**Written instruction**
Reproduce all of the material exactly as shown.

**Exercise material**
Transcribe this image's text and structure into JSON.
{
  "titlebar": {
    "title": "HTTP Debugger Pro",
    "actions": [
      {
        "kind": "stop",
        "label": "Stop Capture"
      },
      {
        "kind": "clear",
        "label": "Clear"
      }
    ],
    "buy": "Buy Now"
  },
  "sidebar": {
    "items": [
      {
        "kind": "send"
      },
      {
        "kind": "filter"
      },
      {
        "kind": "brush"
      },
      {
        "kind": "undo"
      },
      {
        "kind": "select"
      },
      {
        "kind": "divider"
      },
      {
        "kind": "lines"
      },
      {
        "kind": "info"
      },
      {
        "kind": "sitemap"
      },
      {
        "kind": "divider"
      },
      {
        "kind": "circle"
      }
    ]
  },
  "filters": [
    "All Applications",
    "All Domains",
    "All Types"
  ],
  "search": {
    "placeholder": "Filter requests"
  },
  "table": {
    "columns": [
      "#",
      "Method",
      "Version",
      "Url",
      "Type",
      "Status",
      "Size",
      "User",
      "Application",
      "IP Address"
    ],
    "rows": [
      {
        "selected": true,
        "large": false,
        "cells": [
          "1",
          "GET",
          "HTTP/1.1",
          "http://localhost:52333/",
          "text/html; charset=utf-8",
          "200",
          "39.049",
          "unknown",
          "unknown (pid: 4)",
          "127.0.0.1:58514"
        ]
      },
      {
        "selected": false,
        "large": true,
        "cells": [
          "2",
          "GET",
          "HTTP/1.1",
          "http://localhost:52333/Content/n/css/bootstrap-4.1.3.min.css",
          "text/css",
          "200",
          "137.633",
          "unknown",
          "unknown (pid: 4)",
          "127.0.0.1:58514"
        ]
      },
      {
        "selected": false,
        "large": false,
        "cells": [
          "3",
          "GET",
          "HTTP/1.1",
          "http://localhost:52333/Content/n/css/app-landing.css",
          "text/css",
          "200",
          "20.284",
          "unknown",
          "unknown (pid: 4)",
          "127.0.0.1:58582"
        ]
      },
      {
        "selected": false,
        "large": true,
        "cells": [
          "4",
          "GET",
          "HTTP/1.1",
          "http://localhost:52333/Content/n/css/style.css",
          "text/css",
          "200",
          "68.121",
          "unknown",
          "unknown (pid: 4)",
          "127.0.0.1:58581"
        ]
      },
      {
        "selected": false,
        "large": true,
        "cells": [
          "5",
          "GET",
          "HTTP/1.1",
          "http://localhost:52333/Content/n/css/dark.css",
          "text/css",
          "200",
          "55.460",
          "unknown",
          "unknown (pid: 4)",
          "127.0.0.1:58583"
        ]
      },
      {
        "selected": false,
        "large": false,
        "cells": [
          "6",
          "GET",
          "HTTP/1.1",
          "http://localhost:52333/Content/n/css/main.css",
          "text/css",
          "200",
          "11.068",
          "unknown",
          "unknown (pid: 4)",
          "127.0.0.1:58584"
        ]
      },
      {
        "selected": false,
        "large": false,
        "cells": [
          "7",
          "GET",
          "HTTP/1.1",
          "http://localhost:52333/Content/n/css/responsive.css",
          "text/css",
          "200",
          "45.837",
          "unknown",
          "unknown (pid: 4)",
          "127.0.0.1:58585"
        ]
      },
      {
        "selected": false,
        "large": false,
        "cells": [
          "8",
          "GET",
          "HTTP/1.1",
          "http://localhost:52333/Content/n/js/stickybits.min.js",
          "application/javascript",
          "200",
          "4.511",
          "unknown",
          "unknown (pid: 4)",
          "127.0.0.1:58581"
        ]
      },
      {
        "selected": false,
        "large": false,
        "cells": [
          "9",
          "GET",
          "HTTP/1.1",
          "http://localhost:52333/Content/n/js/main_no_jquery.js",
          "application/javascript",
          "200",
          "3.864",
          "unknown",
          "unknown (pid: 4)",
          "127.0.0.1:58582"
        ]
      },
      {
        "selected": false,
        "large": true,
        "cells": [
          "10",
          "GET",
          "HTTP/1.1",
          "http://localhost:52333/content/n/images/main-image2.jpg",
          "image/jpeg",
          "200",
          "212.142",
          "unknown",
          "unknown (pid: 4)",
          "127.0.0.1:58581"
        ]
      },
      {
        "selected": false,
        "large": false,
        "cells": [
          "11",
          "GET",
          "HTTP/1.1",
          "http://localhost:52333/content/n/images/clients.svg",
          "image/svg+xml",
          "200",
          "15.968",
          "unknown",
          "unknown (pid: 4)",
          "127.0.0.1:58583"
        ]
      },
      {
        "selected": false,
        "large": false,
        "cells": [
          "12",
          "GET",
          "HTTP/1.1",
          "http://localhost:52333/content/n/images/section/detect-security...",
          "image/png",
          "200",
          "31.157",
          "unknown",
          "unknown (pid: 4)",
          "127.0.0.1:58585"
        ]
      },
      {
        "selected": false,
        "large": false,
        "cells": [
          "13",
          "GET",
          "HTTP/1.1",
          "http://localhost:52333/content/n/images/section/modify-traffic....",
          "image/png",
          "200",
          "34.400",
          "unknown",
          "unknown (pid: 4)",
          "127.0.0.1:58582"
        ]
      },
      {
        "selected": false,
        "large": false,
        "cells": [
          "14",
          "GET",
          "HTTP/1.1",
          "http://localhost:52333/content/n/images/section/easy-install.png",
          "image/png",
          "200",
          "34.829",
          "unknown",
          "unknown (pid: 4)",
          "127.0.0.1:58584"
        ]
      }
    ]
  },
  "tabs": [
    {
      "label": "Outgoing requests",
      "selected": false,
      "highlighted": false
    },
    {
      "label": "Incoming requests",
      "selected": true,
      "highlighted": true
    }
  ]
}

**Result of the exercise**
Transcribe this image's text and structure into JSON.
{
  "titlebar": {
    "title": "HTTP Debugger Pro",
    "actions": [
      {
        "kind": "stop",
        "label": "Stop Capture"
      },
      {
        "kind": "clear",
        "label": "Clear"
      }
    ],
    "buy": "Buy Now"
  },
  "sidebar": {
    "items": [
      {
        "kind": "send"
      },
      {
        "kind": "filter"
      },
      {
        "kind": "brush"
      },
      {
        "kind": "undo"
      },
      {
        "kind": "select"
      },
      {
        "kind": "divider"
      },
      {
        "kind": "lines"
      },
      {
        "kind": "info"
      },
      {
        "kind": "sitemap"
      },
      {
        "kind": "divider"
      },
      {
        "kind": "circle"
      }
    ]
  },
  "filters": [
    "All Applications",
    "All Domains",
    "All Types"
  ],
  "search": {
    "placeholder": "Filter requests"
  },
  "table": {
    "columns": [
      "#",
      "Method",
      "Version",
      "Url",
      "Type",
      "Status",
      "Size",
      "User",
      "Application",
      "IP Address"
    ],
    "rows": [
      {
        "selected": true,
        "large": false,
        "cells": [
          "1",
          "GET",
          "HTTP/1.1",
          "http://localhost:52333/",
          "text/html; charset=utf-8",
          "200",
          "39.049",
          "unknown",
          "unknown (pid: 4)",
          "127.0.0.1:58514"
        ]
      },
      {
        "selected": false,
        "large": true,
        "cells": [
          "2",
          "GET",
          "HTTP/1.1",
          "http://localhost:52333/Content/n/css/bootstrap-4.1.3.min.css",
          "text/css",
          "200",
          "137.633",
          "unknown",
          "unknown (pid: 4)",
          "127.0.0.1:58514"
        ]
      },
      {
        "selected": false,
        "large": false,
        "cells": [
          "3",
          "GET",
          "HTTP/1.1",
          "http://localhost:52333/Content/n/css/app-landing.css",
          "text/css",
          "200",
          "20.284",
          "unknown",
          "unknown (pid: 4)",
          "127.0.0.1:58582"
        ]
      },
      {
        "selected": false,
        "large": true,
        "cells": [
          "4",
          "GET",
          "HTTP/1.1",
          "http://localhost:52333/Content/n/css/style.css",
          "text/css",
          "200",
          "68.121",
          "unknown",
          "unknown (pid: 4)",
          "127.0.0.1:58581"
        ]
      },
      {
        "selected": false,
        "large": true,
        "cells": [
          "5",
          "GET",
          "HTTP/1.1",
          "http://localhost:52333/Content/n/css/dark.css",
          "text/css",
          "200",
          "55.460",
          "unknown",
          "unknown (pid: 4)",
          "127.0.0.1:58583"
        ]
      },
      {
        "selected": false,
        "large": false,
        "cells": [
          "6",
          "GET",
          "HTTP/1.1",
          "http://localhost:52333/Content/n/css/main.css",
          "text/css",
          "200",
          "11.068",
          "unknown",
          "unknown (pid: 4)",
          "127.0.0.1:58584"
        ]
      },
      {
        "selected": false,
        "large": false,
        "cells": [
          "7",
          "GET",
          "HTTP/1.1",
          "http://localhost:52333/Content/n/css/responsive.css",
          "text/css",
          "200",
          "45.837",
          "unknown",
          "unknown (pid: 4)",
          "127.0.0.1:58585"
        ]
      },
      {
        "selected": false,
        "large": false,
        "cells": [
          "8",
          "GET",
          "HTTP/1.1",
          "http://localhost:52333/Content/n/js/stickybits.min.js",
          "application/javascript",
          "200",
          "4.511",
          "unknown",
          "unknown (pid: 4)",
          "127.0.0.1:58581"
        ]
      },
      {
        "selected": false,
        "large": false,
        "cells": [
          "9",
          "GET",
          "HTTP/1.1",
          "http://localhost:52333/Content/n/js/main_no_jquery.js",
          "application/javascript",
          "200",
          "3.864",
          "unknown",
          "unknown (pid: 4)",
          "127.0.0.1:58582"
        ]
      },
      {
        "selected": false,
        "large": true,
        "cells": [
          "10",
          "GET",
          "HTTP/1.1",
          "http://localhost:52333/content/n/images/main-image2.jpg",
          "image/jpeg",
          "200",
          "212.142",
          "unknown",
          "unknown (pid: 4)",
          "127.0.0.1:58581"
        ]
      },
      {
        "selected": false,
        "large": false,
        "cells": [
          "11",
          "GET",
          "HTTP/1.1",
          "http://localhost:52333/content/n/images/clients.svg",
          "image/svg+xml",
          "200",
          "15.968",
          "unknown",
          "unknown (pid: 4)",
          "127.0.0.1:58583"
        ]
      },
      {
        "selected": false,
        "large": false,
        "cells": [
          "12",
          "GET",
          "HTTP/1.1",
          "http://localhost:52333/content/n/images/section/detect-security...",
          "image/png",
          "200",
          "31.157",
          "unknown",
          "unknown (pid: 4)",
          "127.0.0.1:58585"
        ]
      },
      {
        "selected": false,
        "large": false,
        "cells": [
          "13",
          "GET",
          "HTTP/1.1",
          "http://localhost:52333/content/n/images/section/modify-traffic....",
          "image/png",
          "200",
          "34.400",
          "unknown",
          "unknown (pid: 4)",
          "127.0.0.1:58582"
        ]
      },
      {
        "selected": false,
        "large": false,
        "cells": [
          "14",
          "GET",
          "HTTP/1.1",
          "http://localhost:52333/content/n/images/section/easy-install.png",
          "image/png",
          "200",
          "34.829",
          "unknown",
          "unknown (pid: 4)",
          "127.0.0.1:58584"
        ]
      }
    ]
  },
  "tabs": [
    {
      "label": "Outgoing requests",
      "selected": false,
      "highlighted": false
    },
    {
      "label": "Incoming requests",
      "selected": true,
      "highlighted": true
    }
  ]
}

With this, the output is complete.